Stated task: Copy out, from the entries below, each line holding the string "Melilla".

★ ★ ★ ★

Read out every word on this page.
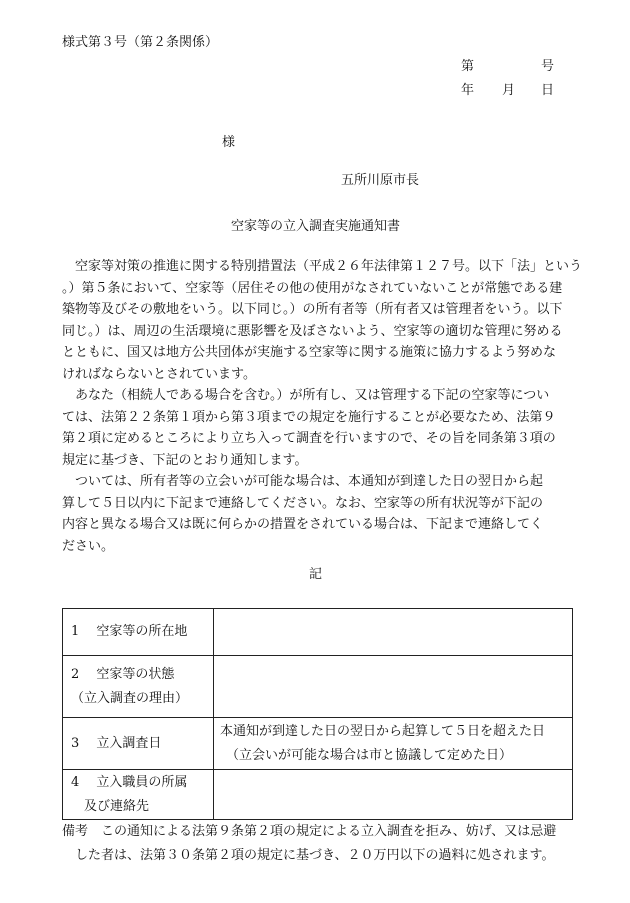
様式第３号（第２条関係）
第	号
年 月 日
様
五所川原市長
空家等の立入調査実施通知書
　空家等対策の推進に関する特別措置法（平成２６年法律第１２７号。以下「法」という
。）第５条において、空家等（居住その他の使用がなされていないことが常態である建
築物等及びその敷地をいう。以下同じ。）の所有者等（所有者又は管理者をいう。以下
同じ。）は、周辺の生活環境に悪影響を及ぼさないよう、空家等の適切な管理に努める
とともに、国又は地方公共団体が実施する空家等に関する施策に協力するよう努めな
ければならないとされています。
　あなた（相続人である場合を含む。）が所有し、又は管理する下記の空家等につい
ては、法第２２条第１項から第３項までの規定を施行することが必要なため、法第９
第２項に定めるところにより立ち入って調査を行いますので、その旨を同条第３項の
規定に基づき、下記のとおり通知します。
　ついては、所有者等の立会いが可能な場合は、本通知が到達した日の翌日から起
算して５日以内に下記まで連絡してください。なお、空家等の所有状況等が下記の
内容と異なる場合又は既に何らかの措置をされている場合は、下記まで連絡してく
ださい。
記
1　 空家等の所在地	

2　 空家等の状態
（立入調査の理由）	

3　 立入調査日	本通知が到達した日の翌日から起算して５日を超えた日
（立会いが可能な場合は市と協議して定めた日）

4　 立入職員の所属
　及び連絡先	

備考　この通知による法第９条第２項の規定による立入調査を拒み、妨げ、又は忌避
　した者は、法第３０条第２項の規定に基づき、２０万円以下の過料に処されます。
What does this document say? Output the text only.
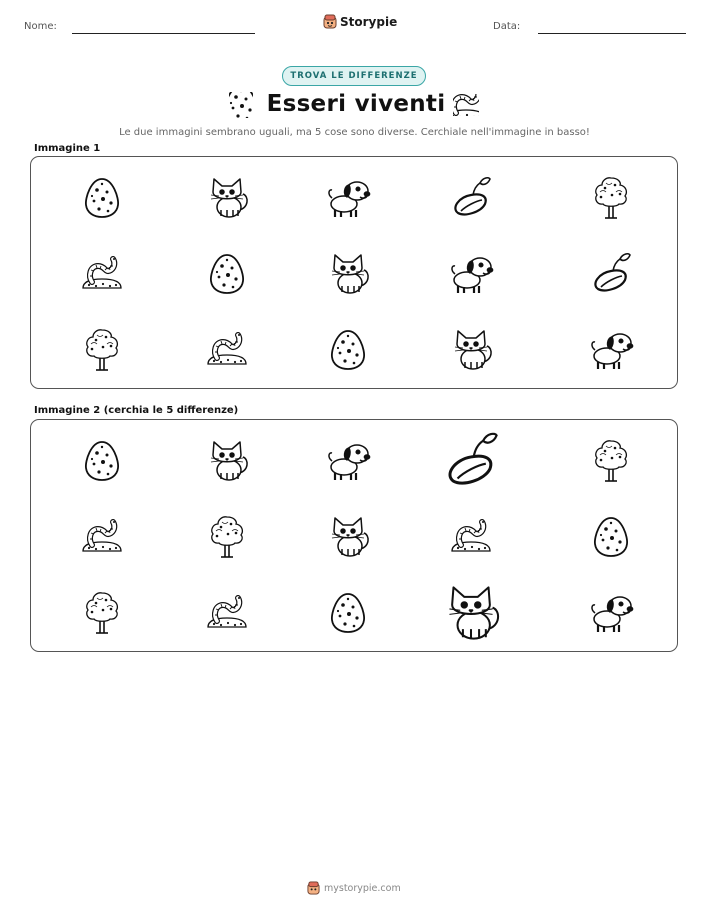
Nome:	Storypie	Data:
TROVA LE DIFFERENZE
Esseri viventi
Le due immagini sembrano uguali, ma 5 cose sono diverse. Cerchiale nell'immagine in basso!
Immagine 1
Immagine 2 (cerchia le 5 differenze)
mystorypie.com
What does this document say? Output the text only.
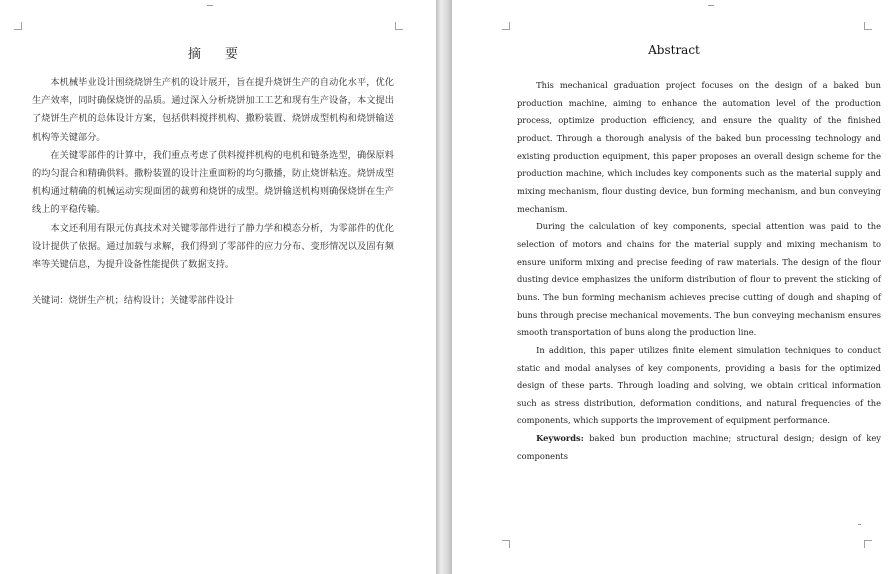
摘 要

本机械毕业设计围绕烧饼生产机的设计展开，旨在提升烧饼生产的自动化水平，优化生产效率，同时确保烧饼的品质。通过深入分析烧饼加工工艺和现有生产设备，本文提出了烧饼生产机的总体设计方案，包括供料搅拌机构、撒粉装置、烧饼成型机构和烧饼输送机构等关键部分。

在关键零部件的计算中，我们重点考虑了供料搅拌机构的电机和链条选型，确保原料的均匀混合和精确供料。撒粉装置的设计注重面粉的均匀撒播，防止烧饼粘连。烧饼成型机构通过精确的机械运动实现面团的裁剪和烧饼的成型。烧饼输送机构则确保烧饼在生产线上的平稳传输。

本文还利用有限元仿真技术对关键零部件进行了静力学和模态分析，为零部件的优化设计提供了依据。通过加载与求解，我们得到了零部件的应力分布、变形情况以及固有频率等关键信息，为提升设备性能提供了数据支持。

关键词：烧饼生产机；结构设计；关键零部件设计
Abstract

This mechanical graduation project focuses on the design of a baked bun production machine, aiming to enhance the automation level of the production process, optimize production efficiency, and ensure the quality of the finished product. Through a thorough analysis of the baked bun processing technology and existing production equipment, this paper proposes an overall design scheme for the production machine, which includes key components such as the material supply and mixing mechanism, flour dusting device, bun forming mechanism, and bun conveying mechanism.

During the calculation of key components, special attention was paid to the selection of motors and chains for the material supply and mixing mechanism to ensure uniform mixing and precise feeding of raw materials. The design of the flour dusting device emphasizes the uniform distribution of flour to prevent the sticking of buns. The bun forming mechanism achieves precise cutting of dough and shaping of buns through precise mechanical movements. The bun conveying mechanism ensures smooth transportation of buns along the production line.

In addition, this paper utilizes finite element simulation techniques to conduct static and modal analyses of key components, providing a basis for the optimized design of these parts. Through loading and solving, we obtain critical information such as stress distribution, deformation conditions, and natural frequencies of the components, which supports the improvement of equipment performance.

Keywords: baked bun production machine; structural design; design of key components
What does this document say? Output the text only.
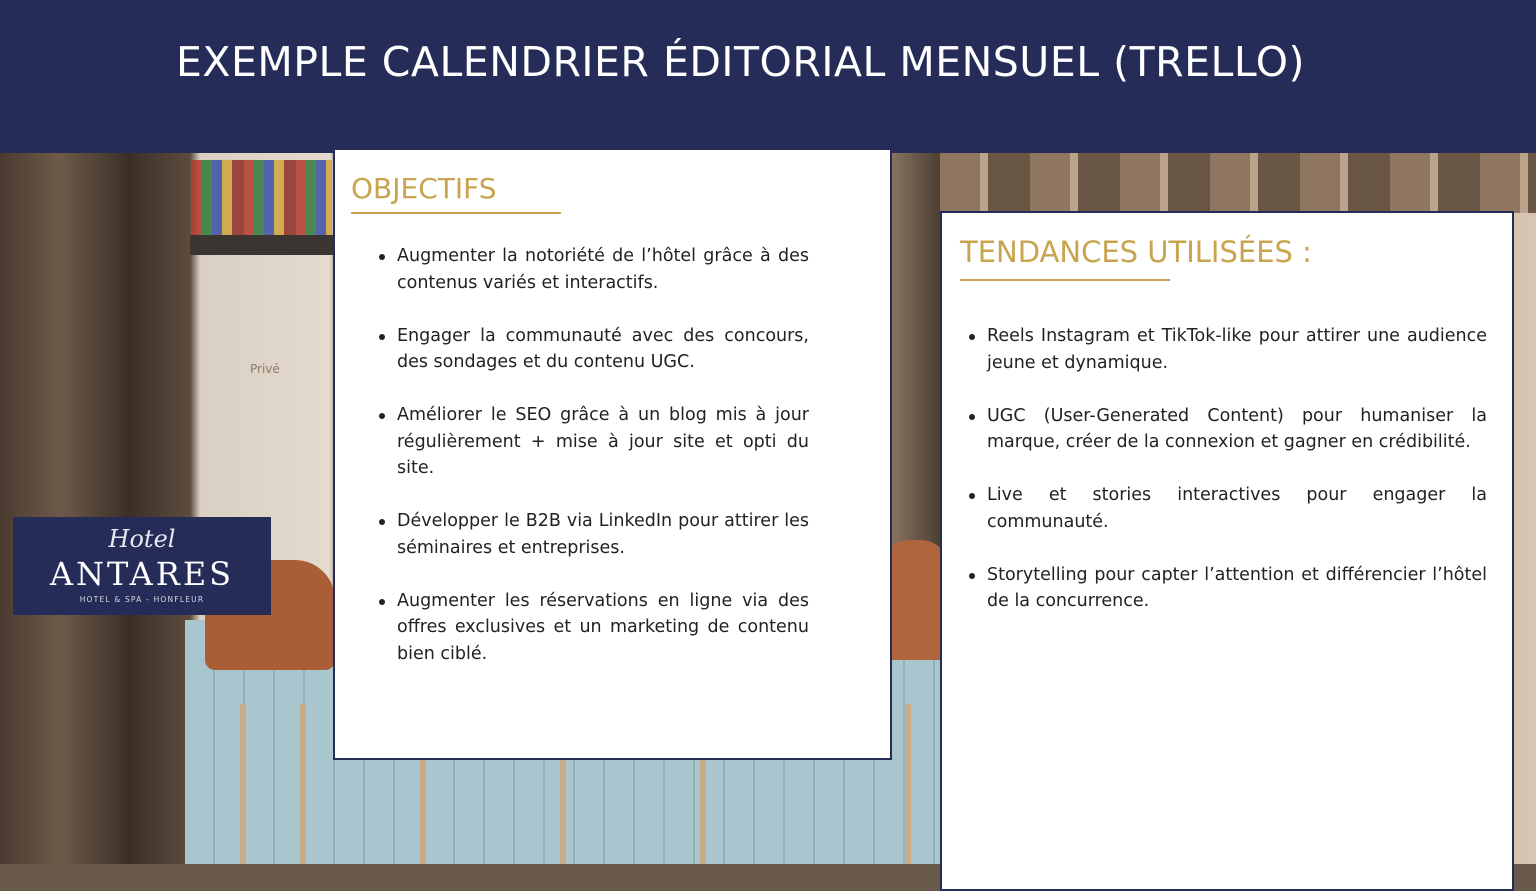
Privé
EXEMPLE CALENDRIER ÉDITORIAL MENSUEL (TRELLO)
OBJECTIFS
Augmenter la notoriété de l’hôtel grâce à des contenus variés et interactifs.
Engager la communauté avec des concours, des sondages et du contenu UGC.
Améliorer le SEO grâce à un blog mis à jour régulièrement + mise à jour site et opti du site.
Développer le B2B via LinkedIn pour attirer les séminaires et entreprises.
Augmenter les réservations en ligne via des offres exclusives et un marketing de contenu bien ciblé.
TENDANCES UTILISÉES :
Reels Instagram et TikTok-like pour attirer une audience jeune et dynamique.
UGC (User-Generated Content) pour humaniser la marque, créer de la connexion et gagner en crédibilité.
Live et stories interactives pour engager la communauté.
Storytelling pour capter l’attention et différencier l’hôtel de la concurrence.
Hotel
ANTARES
HOTEL & SPA - HONFLEUR
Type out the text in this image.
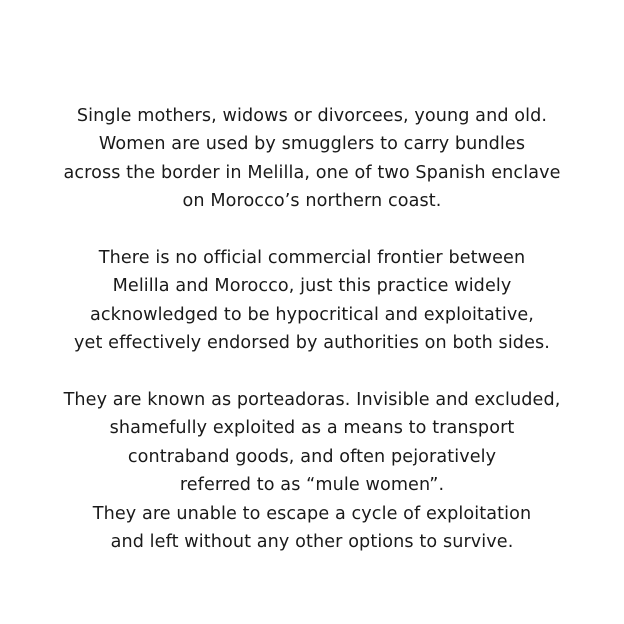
Single mothers, widows or divorcees, young and old.
Women are used by smugglers to carry bundles
across the border in Melilla, one of two Spanish enclave
on Morocco’s northern coast.

There is no official commercial frontier between
Melilla and Morocco, just this practice widely
acknowledged to be hypocritical and exploitative,
yet effectively endorsed by authorities on both sides.

They are known as porteadoras. Invisible and excluded,
shamefully exploited as a means to transport
contraband goods, and often pejoratively
referred to as “mule women”.
They are unable to escape a cycle of exploitation
and left without any other options to survive.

★ ★ ★ ★

Written solution:
across the border in Melilla, one of two Spanish enclave
Melilla and Morocco, just this practice widely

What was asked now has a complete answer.